- **Exercise prompt**
Below are some records; work out how many of their lines contain "screenshot" and give the number only.
________________
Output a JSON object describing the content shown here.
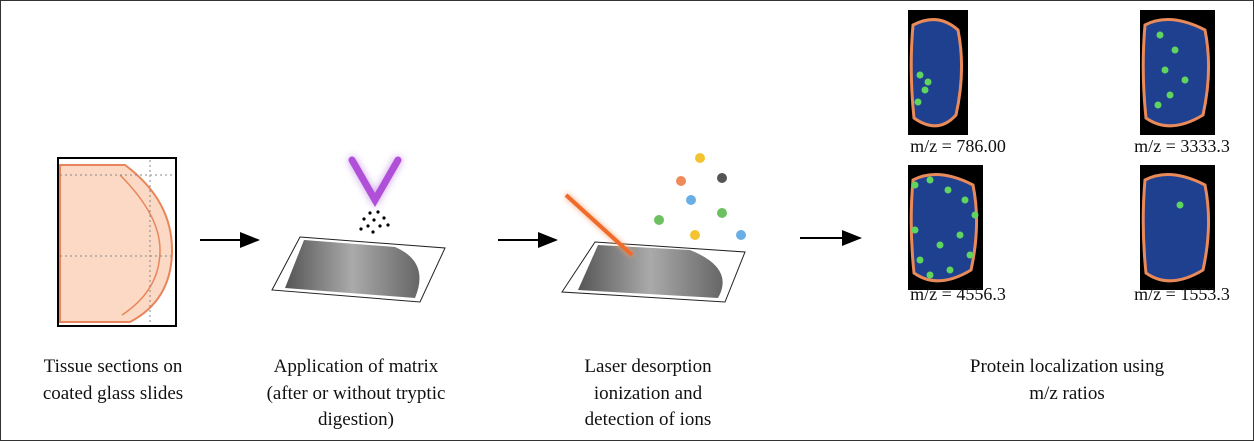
{
  "steps": [
    {
      "caption": [
        "Tissue sections on",
        "coated glass slides"
      ]
    },
    {
      "caption": [
        "Application of matrix",
        "(after or without tryptic",
        "digestion)"
      ]
    },
    {
      "caption": [
        "Laser desorption",
        "ionization and",
        "detection of ions"
      ]
    },
    {
      "caption": [
        "Protein localization using",
        "m/z ratios"
      ]
    }
  ],
  "images": [
    {
      "label": "m/z = 786.00"
    },
    {
      "label": "m/z = 3333.3"
    },
    {
      "label": "m/z = 4556.3"
    },
    {
      "label": "m/z = 1553.3"
    }
  ]
}
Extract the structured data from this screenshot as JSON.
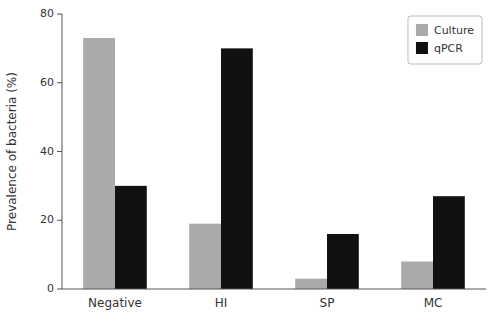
{
  "chart_data": {
    "type": "bar",
    "categories": [
      "Negative",
      "HI",
      "SP",
      "MC"
    ],
    "series": [
      {
        "name": "Culture",
        "color": "#aaaaaa",
        "values": [
          73,
          19,
          3,
          8
        ]
      },
      {
        "name": "qPCR",
        "color": "#111111",
        "values": [
          30,
          70,
          16,
          27
        ]
      }
    ],
    "ylabel": "Prevalence of bacteria (%)",
    "ylim": [
      0,
      80
    ],
    "yticks": [
      0,
      20,
      40,
      60,
      80
    ],
    "grid": false,
    "legend": "upper right"
  }
}
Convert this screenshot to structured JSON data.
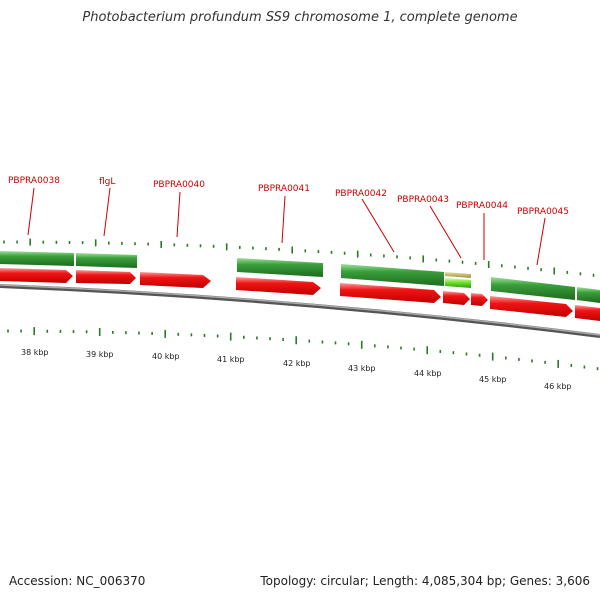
{
  "title": "Photobacterium profundum SS9 chromosome 1, complete genome",
  "footer": {
    "accession": "Accession: NC_006370",
    "summary": "Topology: circular; Length: 4,085,304 bp; Genes: 3,606"
  },
  "gene_labels": [
    "PBPRA0038",
    "flgL",
    "PBPRA0040",
    "PBPRA0041",
    "PBPRA0042",
    "PBPRA0043",
    "PBPRA0044",
    "PBPRA0045"
  ],
  "kbp_ticks": [
    "38 kbp",
    "39 kbp",
    "40 kbp",
    "41 kbp",
    "42 kbp",
    "43 kbp",
    "44 kbp",
    "45 kbp",
    "46 kbp"
  ],
  "colors": {
    "gene_label": "#cc0000",
    "green_feature": "#2f8f2f",
    "red_feature": "#ee1111",
    "yellow_feature": "#d8d080",
    "tick": "#2a7a2a",
    "backbone": "#888888"
  }
}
________________
- **Answer section**
2